ARTICLE.
- - - - - - -

Problems 1: Multiply the given matrix by 3. The matrix is,
$$A = \left[ \begin{matrix} 1 & 2\cr 3 & 4\cr \end{matrix} \right]$$ What is the final value of Matrix?

Solution:
As given in the question,
The matrix A is $$A = \left[ \begin{matrix} 1 & 2\cr 3 & 4\cr \end{matrix} \right]$$
Now, multiply given matrix by 3.
After, multiplication the matrix is $$A = \left[ \begin{matrix} 1 *3 & 2*3\cr 3*3 & 4*3\cr \end{matrix} \right]$$
Therefore, the final matrix value of A is $$A = \left[ \begin{matrix} 3 & 6\cr 9 & 12\cr \end{matrix} \right]$$

Problem 2: Matrix A is of 4×1 order. Matrix B is of 1×3 order. Both the products of AB and BA are defined or not?

Solution:
In the given question,
The Matrix A is of order 4×1.
The Matrix B is of order 1×3.
The product AB will be defined as the number of columns of A is the same as the number of rows of the B.
By using the multiplication of matrices rule, the product matrix hence obtained is of order 4×3.
Next, the product BA is not defined as the number of columns of B is not equal to the number of rows of A.
So, we can say that the matrix multiplication is not commutative, AB is not necessarily equal to BA and sometimes one of the products may also be not defined.

- - - - - - -

RAW DATA.
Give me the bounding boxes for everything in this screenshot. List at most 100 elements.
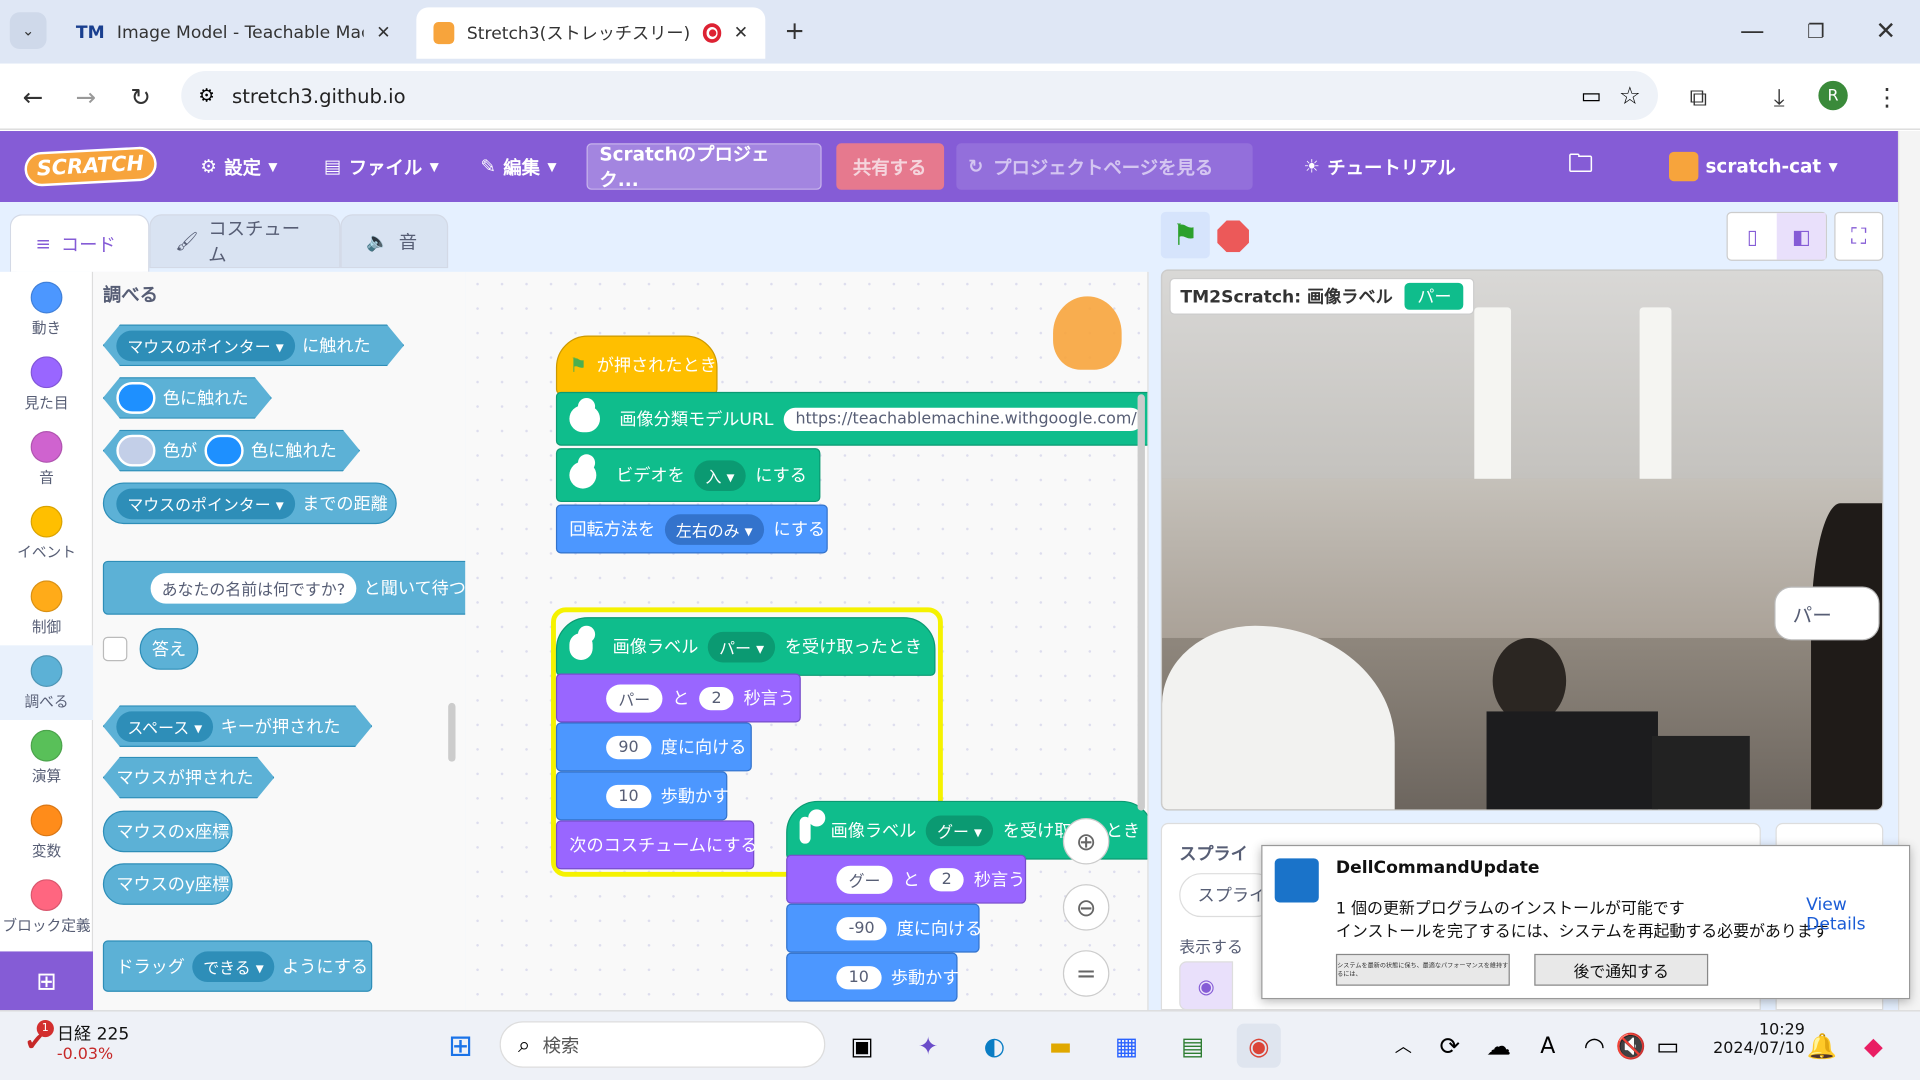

- - - - - - -

EXERCISE TASK 1. Reproduce the passage of the matrix problems starting at "So, we can say" and ending at "be not defined.".
EXERCISE TASK 2. List every matrix order, written in the form rows×columns, that the matrix problems state.
EXERCISE TASK 3. Continue the matrix problems from the point at which they stop.

WRITTEN ANSWER 1.
So, we can say that the matrix multiplication is not commutative, AB is not necessarily equal to BA and sometimes one of the products may also be not defined.

WRITTEN ANSWER 2. 4×1, 1×3, 4×3

WRITTEN ANSWER 3.
Hence, the product AB is defined but not BA.

Problem 3: Write the elements of the sum matrix C = A+B is explicitly by addition of matrices A and B of dimension 1 × 2 whose elements are given as a11 = 1, a12 = 4 and b11 = -1, and b12 = -8.

Solution:
Given the a and b values.
Now, we need to find the value of C using the addition method.
The addition of matrices is defined as when the matrices have the same order and we will add the corresponding elements of the two matrices A and B.
Now, adding the corresponding elements, we have
C11= a11 + b11  = 1 + (-1) = 0
Next, the value is C12= a12 + b12 = 4 + (-8) = -4
Therefore, the value of C11 is 0, and the value of C12 is -4.

Problem 4: The matrix $$A = \left[ \begin{matrix} 11 & 2\cr 3 & 4\cr \end{matrix} \right]$$ and $$B = \left[ \begin{matrix} 7 & 8\cr 6 & 5\cr \end{matrix} \right]$$. What is the added value of Matrices A and B?

Solution:
As given in the question,
The matrix A is $$A = \left[ \begin{matrix} 11 & 2\cr 3 & 4\cr \end{matrix} \right]$$ and $$B = \left[ \begin{matrix} 7 & 8\cr 6 & 5\cr \end{matrix} \right]$$
Now, we will find the addition value of A and B.
Here, both the matrices have the same order of 2 × 2. Now, we can add the elements of the first matrix with the respective elements of the second matrix.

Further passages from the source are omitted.